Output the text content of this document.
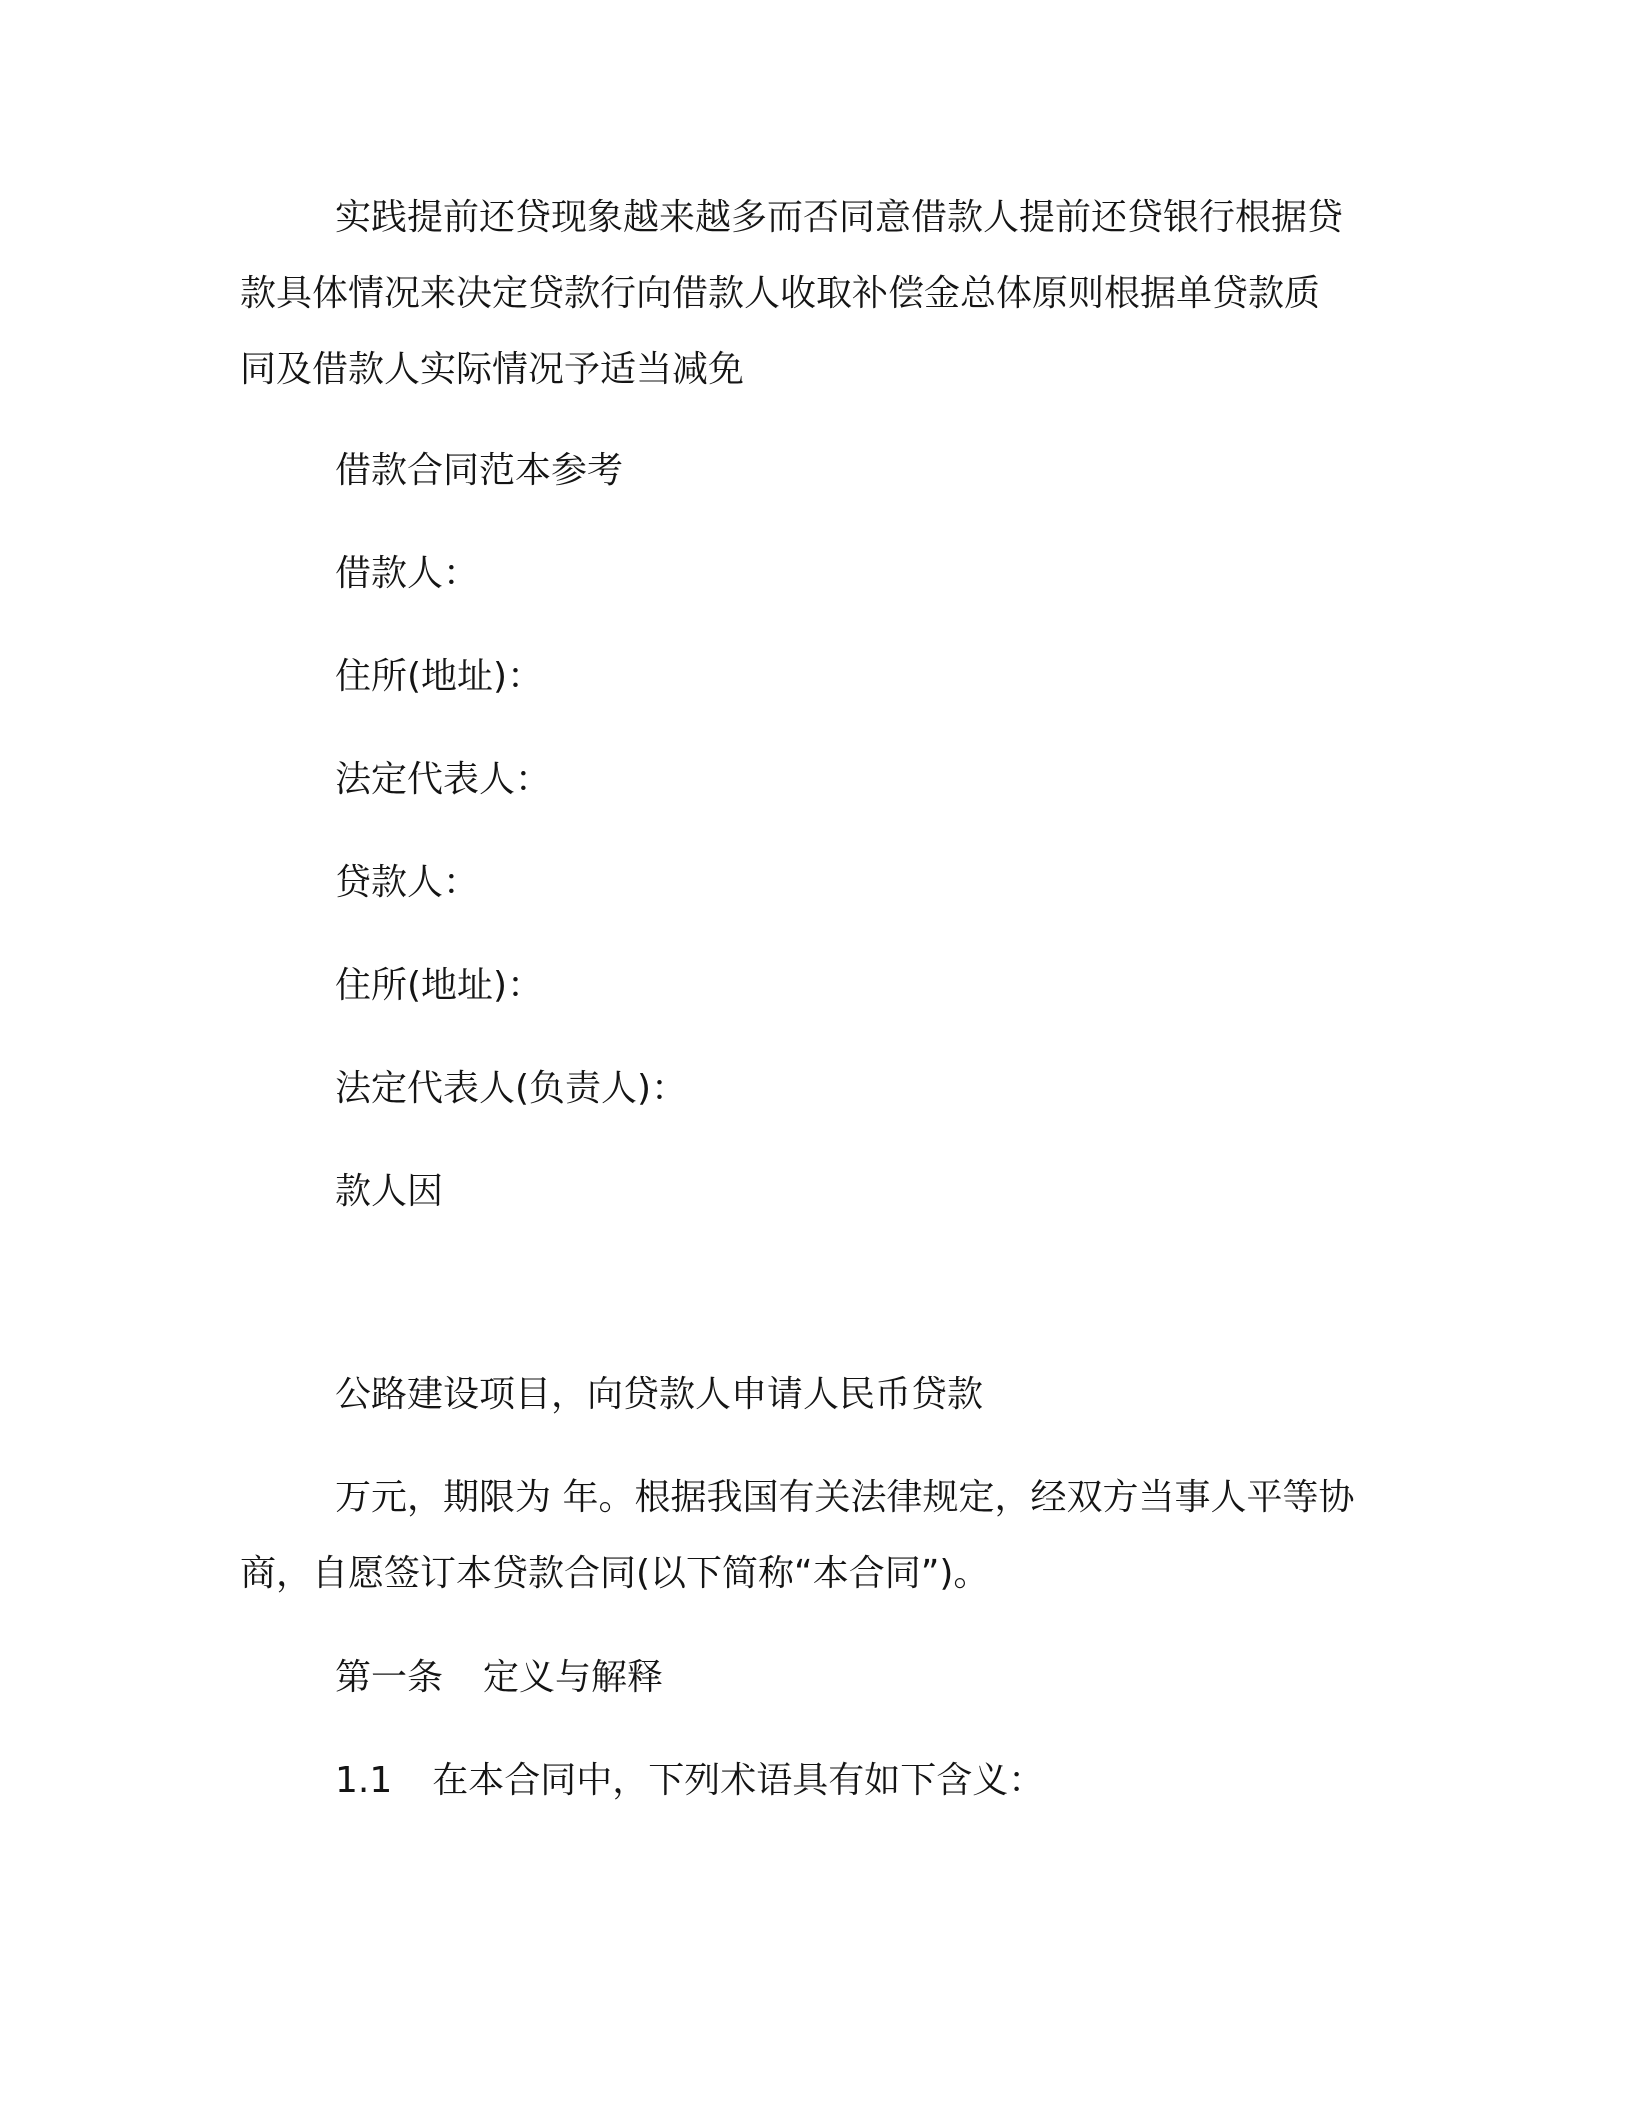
实践提前还贷现象越来越多而否同意借款人提前还贷银行根据贷
款具体情况来决定贷款行向借款人收取补偿金总体原则根据单贷款质
同及借款人实际情况予适当减免

借款合同范本参考

借款人：

住所(地址)：

法定代表人：

贷款人：

住所(地址)：

法定代表人(负责人)：

款人因

公路建设项目，向贷款人申请人民币贷款

万元，期限为 年。根据我国有关法律规定，经双方当事人平等协
商，自愿签订本贷款合同(以下简称“本合同”)。

第一条 定义与解释

1.1 在本合同中，下列术语具有如下含义：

++++++

Aim:
Transcribe every entry above exactly. Omit all pictures.

Full response:
Output the text content of this document.
实践提前还贷现象越来越多而否同意借款人提前还贷银行根据贷
款具体情况来决定贷款行向借款人收取补偿金总体原则根据单贷款质
同及借款人实际情况予适当减免

借款合同范本参考

借款人：

住所(地址)：

法定代表人：

贷款人：

住所(地址)：

法定代表人(负责人)：

款人因

公路建设项目，向贷款人申请人民币贷款

万元，期限为 年。根据我国有关法律规定，经双方当事人平等协
商，自愿签订本贷款合同(以下简称“本合同”)。

第一条 定义与解释

1.1 在本合同中，下列术语具有如下含义：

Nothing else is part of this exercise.